--- GOAL OF THE EXERCISE ---
Can you quote the records below in full, word for word?

--- SOURCE DATA ---
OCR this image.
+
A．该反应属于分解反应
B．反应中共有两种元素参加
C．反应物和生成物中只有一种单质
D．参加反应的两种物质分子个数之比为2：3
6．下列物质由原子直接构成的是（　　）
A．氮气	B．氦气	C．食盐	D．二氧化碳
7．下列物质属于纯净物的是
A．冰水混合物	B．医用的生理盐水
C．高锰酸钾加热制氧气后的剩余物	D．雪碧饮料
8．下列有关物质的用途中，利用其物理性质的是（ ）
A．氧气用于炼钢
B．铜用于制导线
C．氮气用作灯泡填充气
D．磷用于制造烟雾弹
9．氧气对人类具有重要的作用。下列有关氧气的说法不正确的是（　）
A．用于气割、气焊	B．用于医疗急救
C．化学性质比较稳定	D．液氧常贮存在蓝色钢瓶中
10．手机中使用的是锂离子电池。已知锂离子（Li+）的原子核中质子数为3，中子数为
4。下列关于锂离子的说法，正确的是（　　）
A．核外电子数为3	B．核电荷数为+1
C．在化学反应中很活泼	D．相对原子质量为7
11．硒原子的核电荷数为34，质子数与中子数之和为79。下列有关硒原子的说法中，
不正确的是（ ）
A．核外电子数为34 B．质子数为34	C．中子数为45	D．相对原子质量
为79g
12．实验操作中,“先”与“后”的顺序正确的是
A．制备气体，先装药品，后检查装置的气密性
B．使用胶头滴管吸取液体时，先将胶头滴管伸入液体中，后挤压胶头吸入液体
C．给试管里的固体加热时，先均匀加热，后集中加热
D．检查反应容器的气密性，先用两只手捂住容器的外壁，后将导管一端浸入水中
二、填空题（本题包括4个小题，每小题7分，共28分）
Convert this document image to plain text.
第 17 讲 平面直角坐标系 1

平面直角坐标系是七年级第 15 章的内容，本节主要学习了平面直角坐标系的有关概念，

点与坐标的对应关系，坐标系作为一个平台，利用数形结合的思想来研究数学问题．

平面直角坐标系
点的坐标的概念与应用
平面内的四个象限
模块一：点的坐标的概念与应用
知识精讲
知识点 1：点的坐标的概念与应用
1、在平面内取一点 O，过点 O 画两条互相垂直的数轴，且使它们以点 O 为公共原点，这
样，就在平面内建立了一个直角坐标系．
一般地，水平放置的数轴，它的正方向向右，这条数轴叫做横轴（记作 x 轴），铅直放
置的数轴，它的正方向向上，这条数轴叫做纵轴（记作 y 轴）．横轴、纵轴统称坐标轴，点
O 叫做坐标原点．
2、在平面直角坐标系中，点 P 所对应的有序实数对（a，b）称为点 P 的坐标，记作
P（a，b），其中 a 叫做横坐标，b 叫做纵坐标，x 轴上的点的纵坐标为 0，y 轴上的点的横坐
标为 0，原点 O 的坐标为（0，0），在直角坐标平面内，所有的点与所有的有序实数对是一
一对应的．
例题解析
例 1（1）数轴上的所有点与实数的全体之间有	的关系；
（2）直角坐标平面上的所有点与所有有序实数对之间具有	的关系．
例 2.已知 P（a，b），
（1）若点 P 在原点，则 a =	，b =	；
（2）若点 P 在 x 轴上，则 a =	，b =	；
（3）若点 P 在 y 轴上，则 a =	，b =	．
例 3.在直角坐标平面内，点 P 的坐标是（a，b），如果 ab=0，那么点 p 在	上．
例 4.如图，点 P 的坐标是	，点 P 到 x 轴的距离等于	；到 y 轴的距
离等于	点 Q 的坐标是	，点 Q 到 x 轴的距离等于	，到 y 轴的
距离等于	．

--- ANSWER TO THIS TASK ---
OCR this image.
+
A．该反应属于分解反应
B．反应中共有两种元素参加
C．反应物和生成物中只有一种单质
D．参加反应的两种物质分子个数之比为2：3
6．下列物质由原子直接构成的是（　　）
A．氮气	B．氦气	C．食盐	D．二氧化碳
7．下列物质属于纯净物的是
A．冰水混合物	B．医用的生理盐水
C．高锰酸钾加热制氧气后的剩余物	D．雪碧饮料
8．下列有关物质的用途中，利用其物理性质的是（ ）
A．氧气用于炼钢
B．铜用于制导线
C．氮气用作灯泡填充气
D．磷用于制造烟雾弹
9．氧气对人类具有重要的作用。下列有关氧气的说法不正确的是（　）
A．用于气割、气焊	B．用于医疗急救
C．化学性质比较稳定	D．液氧常贮存在蓝色钢瓶中
10．手机中使用的是锂离子电池。已知锂离子（Li+）的原子核中质子数为3，中子数为
4。下列关于锂离子的说法，正确的是（　　）
A．核外电子数为3	B．核电荷数为+1
C．在化学反应中很活泼	D．相对原子质量为7
11．硒原子的核电荷数为34，质子数与中子数之和为79。下列有关硒原子的说法中，
不正确的是（ ）
A．核外电子数为34 B．质子数为34	C．中子数为45	D．相对原子质量
为79g
12．实验操作中,“先”与“后”的顺序正确的是
A．制备气体，先装药品，后检查装置的气密性
B．使用胶头滴管吸取液体时，先将胶头滴管伸入液体中，后挤压胶头吸入液体
C．给试管里的固体加热时，先均匀加热，后集中加热
D．检查反应容器的气密性，先用两只手捂住容器的外壁，后将导管一端浸入水中
二、填空题（本题包括4个小题，每小题7分，共28分）
Convert this document image to plain text.
第 17 讲 平面直角坐标系 1

平面直角坐标系是七年级第 15 章的内容，本节主要学习了平面直角坐标系的有关概念，

点与坐标的对应关系，坐标系作为一个平台，利用数形结合的思想来研究数学问题．

平面直角坐标系
点的坐标的概念与应用
平面内的四个象限
模块一：点的坐标的概念与应用
知识精讲
知识点 1：点的坐标的概念与应用
1、在平面内取一点 O，过点 O 画两条互相垂直的数轴，且使它们以点 O 为公共原点，这
样，就在平面内建立了一个直角坐标系．
一般地，水平放置的数轴，它的正方向向右，这条数轴叫做横轴（记作 x 轴），铅直放
置的数轴，它的正方向向上，这条数轴叫做纵轴（记作 y 轴）．横轴、纵轴统称坐标轴，点
O 叫做坐标原点．
2、在平面直角坐标系中，点 P 所对应的有序实数对（a，b）称为点 P 的坐标，记作
P（a，b），其中 a 叫做横坐标，b 叫做纵坐标，x 轴上的点的纵坐标为 0，y 轴上的点的横坐
标为 0，原点 O 的坐标为（0，0），在直角坐标平面内，所有的点与所有的有序实数对是一
一对应的．
例题解析
例 1（1）数轴上的所有点与实数的全体之间有	的关系；
（2）直角坐标平面上的所有点与所有有序实数对之间具有	的关系．
例 2.已知 P（a，b），
（1）若点 P 在原点，则 a =	，b =	；
（2）若点 P 在 x 轴上，则 a =	，b =	；
（3）若点 P 在 y 轴上，则 a =	，b =	．
例 3.在直角坐标平面内，点 P 的坐标是（a，b），如果 ab=0，那么点 p 在	上．
例 4.如图，点 P 的坐标是	，点 P 到 x 轴的距离等于	；到 y 轴的距
离等于	点 Q 的坐标是	，点 Q 到 x 轴的距离等于	，到 y 轴的
距离等于	．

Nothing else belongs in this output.